*TASK TO CARRY OUT:* Return the listing below exactly, with the pictures dropped.

*Dataset items:*
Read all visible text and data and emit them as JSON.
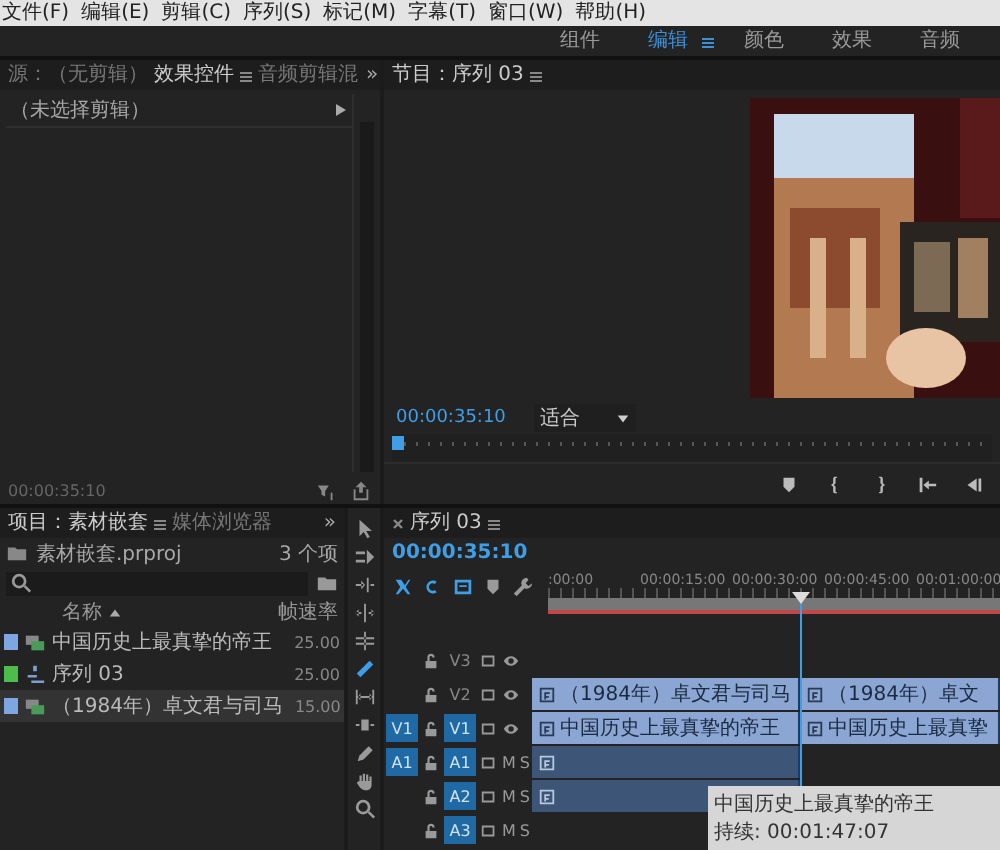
{
  "menu": [
    "文件(F)",
    "编辑(E)",
    "剪辑(C)",
    "序列(S)",
    "标记(M)",
    "字幕(T)",
    "窗口(W)",
    "帮助(H)"
  ],
  "workspaces": [
    {
      "label": "组件",
      "selected": false
    },
    {
      "label": "编辑",
      "selected": true
    },
    {
      "label": "颜色",
      "selected": false
    },
    {
      "label": "效果",
      "selected": false
    },
    {
      "label": "音频",
      "selected": false
    }
  ],
  "effects_panel": {
    "tabs": [
      {
        "label": "源：（无剪辑）",
        "selected": false
      },
      {
        "label": "效果控件",
        "selected": true
      },
      {
        "label": "音频剪辑混",
        "selected": false
      }
    ],
    "overflow": "»",
    "clip_header": "（未选择剪辑）",
    "timecode": "00:00:35:10"
  },
  "program_monitor": {
    "tab": "节目：序列 03",
    "timecode": "00:00:35:10",
    "zoom": "适合"
  },
  "project_panel": {
    "tabs": [
      {
        "label": "项目：素材嵌套",
        "selected": true
      },
      {
        "label": "媒体浏览器",
        "selected": false
      }
    ],
    "overflow": "»",
    "file": "素材嵌套.prproj",
    "count": "3 个项",
    "columns": [
      "名称",
      "帧速率"
    ],
    "items": [
      {
        "kind": "clip",
        "name": "中国历史上最真挚的帝王",
        "rate": "25.00",
        "color": "#7ea6e0",
        "selected": false
      },
      {
        "kind": "sequence",
        "name": "序列 03",
        "rate": "25.00",
        "color": "#4cbc4c",
        "selected": false
      },
      {
        "kind": "clip",
        "name": "（1984年）卓文君与司马",
        "rate": "15.00",
        "color": "#7ea6e0",
        "selected": true
      }
    ]
  },
  "tools": [
    {
      "selected": false
    },
    {
      "selected": false
    },
    {
      "selected": false
    },
    {
      "selected": false
    },
    {
      "selected": false
    },
    {
      "selected": true
    },
    {
      "selected": false
    },
    {
      "selected": false
    },
    {
      "selected": false
    },
    {
      "selected": false
    },
    {
      "selected": false
    }
  ],
  "timeline": {
    "tab": "序列 03",
    "timecode": "00:00:35:10",
    "toggles": [
      {
        "on": true
      },
      {
        "on": true
      },
      {
        "on": true
      },
      {
        "on": false
      },
      {
        "on": false
      }
    ],
    "ruler": [
      ":00:00",
      "00:00:15:00",
      "00:00:30:00",
      "00:00:45:00",
      "00:01:00:00"
    ],
    "tracks": [
      {
        "kind": "video",
        "name": "V3",
        "targeted": false
      },
      {
        "kind": "video",
        "name": "V2",
        "targeted": false,
        "clips": [
          {
            "kind": "video",
            "label": "（1984年）卓文君与司马"
          },
          {
            "kind": "video",
            "label": "（1984年）卓文"
          }
        ]
      },
      {
        "kind": "video",
        "name": "V1",
        "source": "V1",
        "targeted": true,
        "clips": [
          {
            "kind": "video",
            "label": "中国历史上最真挚的帝王"
          },
          {
            "kind": "video",
            "label": "中国历史上最真挚"
          }
        ]
      },
      {
        "kind": "audio",
        "name": "A1",
        "source": "A1",
        "targeted": true,
        "mute": "M",
        "solo": "S",
        "clips": [
          {
            "kind": "audio"
          }
        ]
      },
      {
        "kind": "audio",
        "name": "A2",
        "targeted": true,
        "mute": "M",
        "solo": "S",
        "clips": [
          {
            "kind": "audio"
          }
        ]
      },
      {
        "kind": "audio",
        "name": "A3",
        "targeted": true,
        "mute": "M",
        "solo": "S"
      }
    ],
    "tooltip": {
      "title": "中国历史上最真挚的帝王",
      "duration": "持续: 00:01:47:07"
    }
  }
}
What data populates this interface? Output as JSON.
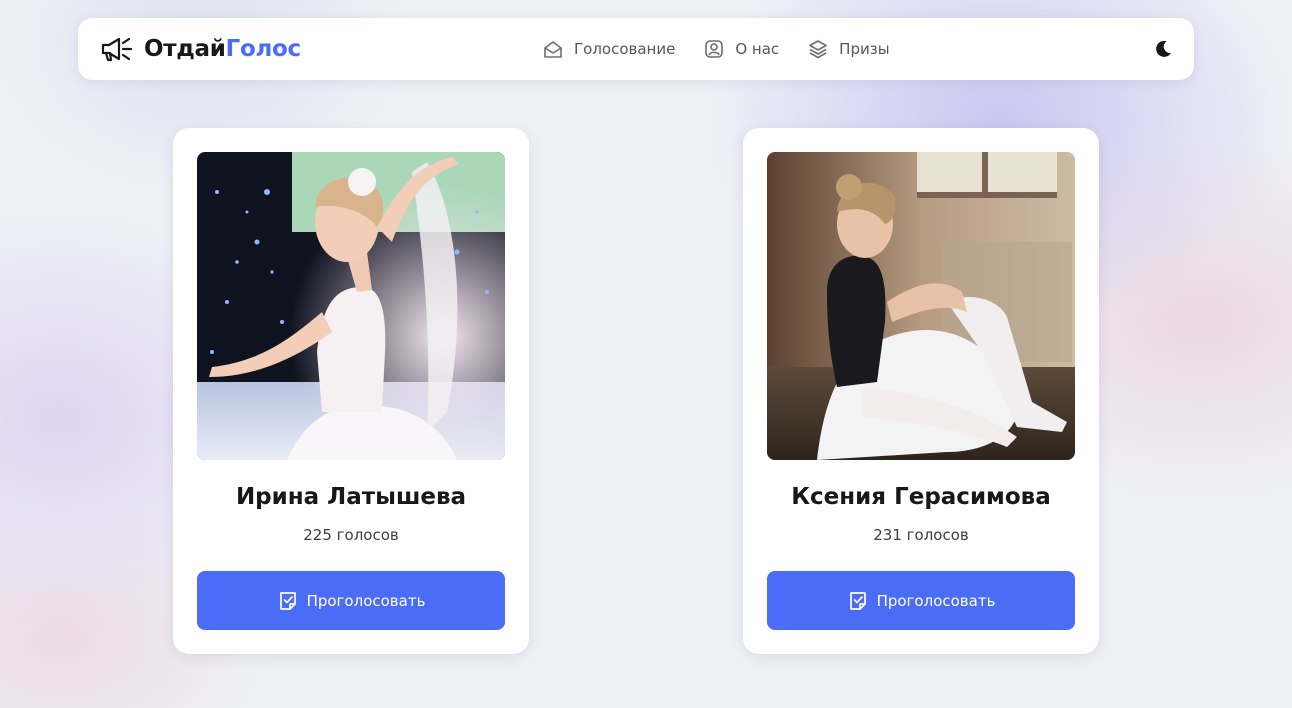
{
  "brand": {
    "part1": "Отдай",
    "part2": "Голос",
    "icon": "megaphone-icon",
    "accent_color": "#4a6cf7"
  },
  "nav": {
    "items": [
      {
        "label": "Голосование",
        "icon": "ballot-box-icon"
      },
      {
        "label": "О нас",
        "icon": "user-icon"
      },
      {
        "label": "Призы",
        "icon": "layers-icon"
      }
    ]
  },
  "theme_toggle": {
    "icon": "moon-icon"
  },
  "participants": [
    {
      "name": "Ирина Латышева",
      "votes": "225 голосов",
      "button_label": "Проголосовать",
      "button_icon": "vote-check-icon",
      "photo": "ballerina-photo"
    },
    {
      "name": "Ксения Герасимова",
      "votes": "231 голосов",
      "button_label": "Проголосовать",
      "button_icon": "vote-check-icon",
      "photo": "ballerina-photo"
    }
  ]
}
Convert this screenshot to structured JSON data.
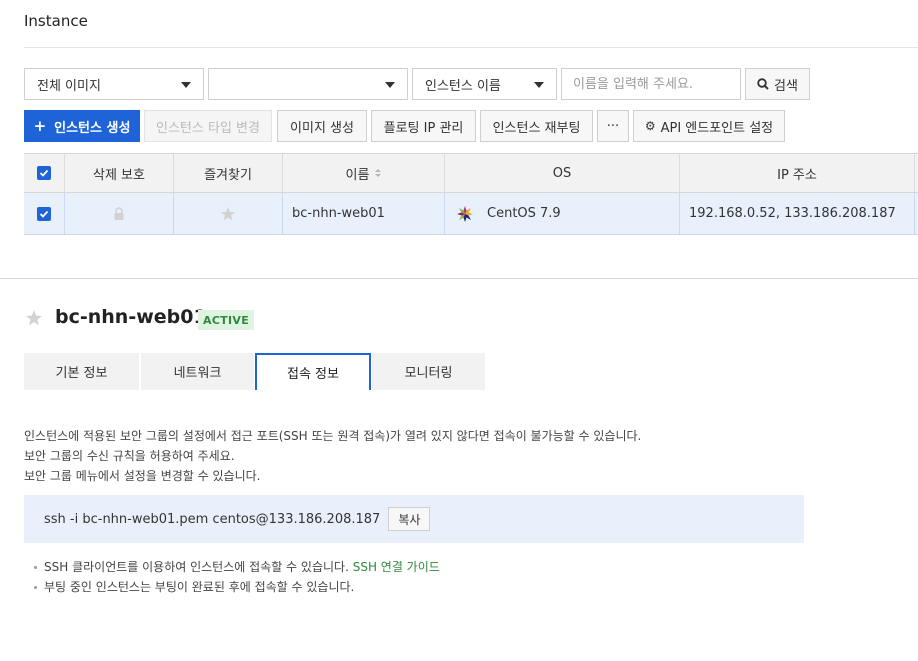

*EXERCISE RESPONSE:*
Read all visible text and data and emit them as JSON.
{
  "menu": [
    "文件(F)",
    "编辑(E)",
    "剪辑(C)",
    "序列(S)",
    "标记(M)",
    "字幕(T)",
    "窗口(W)",
    "帮助(H)"
  ],
  "workspaces": [
    {
      "label": "组件",
      "selected": false
    },
    {
      "label": "编辑",
      "selected": true
    },
    {
      "label": "颜色",
      "selected": false
    },
    {
      "label": "效果",
      "selected": false
    },
    {
      "label": "音频",
      "selected": false
    }
  ],
  "effects_panel": {
    "tabs": [
      {
        "label": "源：（无剪辑）",
        "selected": false
      },
      {
        "label": "效果控件",
        "selected": true
      },
      {
        "label": "音频剪辑混",
        "selected": false
      }
    ],
    "overflow": "»",
    "clip_header": "（未选择剪辑）",
    "timecode": "00:00:35:10"
  },
  "program_monitor": {
    "tab": "节目：序列 03",
    "timecode": "00:00:35:10",
    "zoom": "适合"
  },
  "project_panel": {
    "tabs": [
      {
        "label": "项目：素材嵌套",
        "selected": true
      },
      {
        "label": "媒体浏览器",
        "selected": false
      }
    ],
    "overflow": "»",
    "file": "素材嵌套.prproj",
    "count": "3 个项",
    "columns": [
      "名称",
      "帧速率"
    ],
    "items": [
      {
        "kind": "clip",
        "name": "中国历史上最真挚的帝王",
        "rate": "25.00",
        "color": "#7ea6e0",
        "selected": false
      },
      {
        "kind": "sequence",
        "name": "序列 03",
        "rate": "25.00",
        "color": "#4cbc4c",
        "selected": false
      },
      {
        "kind": "clip",
        "name": "（1984年）卓文君与司马",
        "rate": "15.00",
        "color": "#7ea6e0",
        "selected": true
      }
    ]
  },
  "tools": [
    {
      "selected": false
    },
    {
      "selected": false
    },
    {
      "selected": false
    },
    {
      "selected": false
    },
    {
      "selected": false
    },
    {
      "selected": true
    },
    {
      "selected": false
    },
    {
      "selected": false
    },
    {
      "selected": false
    },
    {
      "selected": false
    },
    {
      "selected": false
    }
  ],
  "timeline": {
    "tab": "序列 03",
    "timecode": "00:00:35:10",
    "toggles": [
      {
        "on": true
      },
      {
        "on": true
      },
      {
        "on": true
      },
      {
        "on": false
      },
      {
        "on": false
      }
    ],
    "ruler": [
      ":00:00",
      "00:00:15:00",
      "00:00:30:00",
      "00:00:45:00",
      "00:01:00:00"
    ],
    "tracks": [
      {
        "kind": "video",
        "name": "V3",
        "targeted": false
      },
      {
        "kind": "video",
        "name": "V2",
        "targeted": false,
        "clips": [
          {
            "kind": "video",
            "label": "（1984年）卓文君与司马"
          },
          {
            "kind": "video",
            "label": "（1984年）卓文"
          }
        ]
      },
      {
        "kind": "video",
        "name": "V1",
        "source": "V1",
        "targeted": true,
        "clips": [
          {
            "kind": "video",
            "label": "中国历史上最真挚的帝王"
          },
          {
            "kind": "video",
            "label": "中国历史上最真挚"
          }
        ]
      },
      {
        "kind": "audio",
        "name": "A1",
        "source": "A1",
        "targeted": true,
        "mute": "M",
        "solo": "S",
        "clips": [
          {
            "kind": "audio"
          }
        ]
      },
      {
        "kind": "audio",
        "name": "A2",
        "targeted": true,
        "mute": "M",
        "solo": "S",
        "clips": [
          {
            "kind": "audio"
          }
        ]
      },
      {
        "kind": "audio",
        "name": "A3",
        "targeted": true,
        "mute": "M",
        "solo": "S"
      }
    ],
    "tooltip": {
      "title": "中国历史上最真挚的帝王",
      "duration": "持续: 00:01:47:07"
    }
  }
}
What data populates this interface? Output as JSON.
{
  "brand": {
    "part1": "Отдай",
    "part2": "Голос",
    "icon": "megaphone-icon",
    "accent_color": "#4a6cf7"
  },
  "nav": {
    "items": [
      {
        "label": "Голосование",
        "icon": "ballot-box-icon"
      },
      {
        "label": "О нас",
        "icon": "user-icon"
      },
      {
        "label": "Призы",
        "icon": "layers-icon"
      }
    ]
  },
  "theme_toggle": {
    "icon": "moon-icon"
  },
  "participants": [
    {
      "name": "Ирина Латышева",
      "votes": "225 голосов",
      "button_label": "Проголосовать",
      "button_icon": "vote-check-icon",
      "photo": "ballerina-photo"
    },
    {
      "name": "Ксения Герасимова",
      "votes": "231 голосов",
      "button_label": "Проголосовать",
      "button_icon": "vote-check-icon",
      "photo": "ballerina-photo"
    }
  ]
}
Convert this screenshot to structured JSON data.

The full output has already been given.